▶ WRITTEN EXERCISE
Transcribe the entries below exactly; leave every image out.
** Begin ENTRIES **
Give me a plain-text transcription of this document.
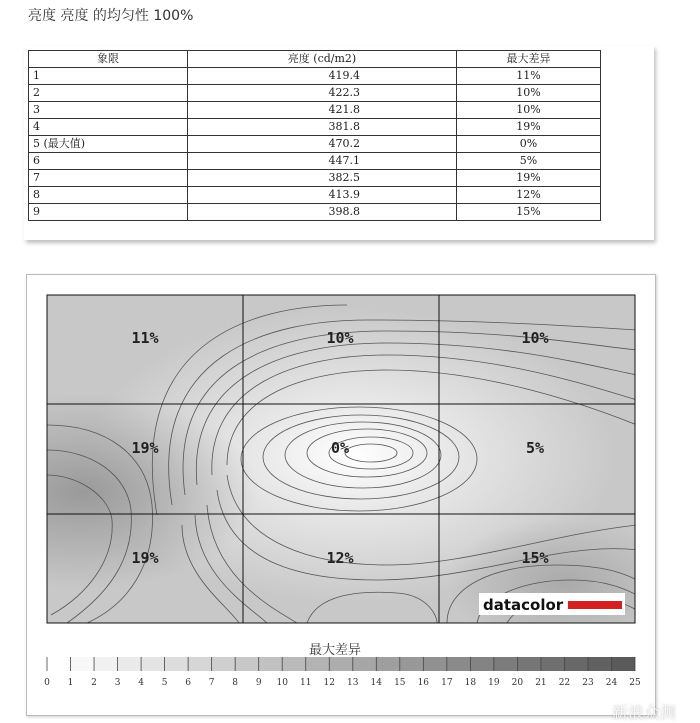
亮度 亮度 的均匀性 100%
象限	亮度 (cd/m2)	最大差异
1	419.4	11%
2	422.3	10%
3	421.8	10%
4	381.8	19%
5 (最大值)	470.2	0%
6	447.1	5%
7	382.5	19%
8	413.9	12%
9	398.8	15%
11%	10%	10%
19%	0%	5%
19%	12%	15%
datacolor
0 1 2 3 4 5 6 7 8 9 10 11 12 13 14 15 16 17 18 19 20 21 22 23 24 25
最大差异
新浪众测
** End ENTRIES **
▶ OUTPUT FOR THIS EXERCISE
Give me a plain-text transcription of this document.
亮度 亮度 的均匀性 100%
象限	亮度 (cd/m2)	最大差异
1	419.4	11%
2	422.3	10%
3	421.8	10%
4	381.8	19%
5 (最大值)	470.2	0%
6	447.1	5%
7	382.5	19%
8	413.9	12%
9	398.8	15%
11%	10%	10%
19%	0%	5%
19%	12%	15%
datacolor
0 1 2 3 4 5 6 7 8 9 10 11 12 13 14 15 16 17 18 19 20 21 22 23 24 25
最大差异
新浪众测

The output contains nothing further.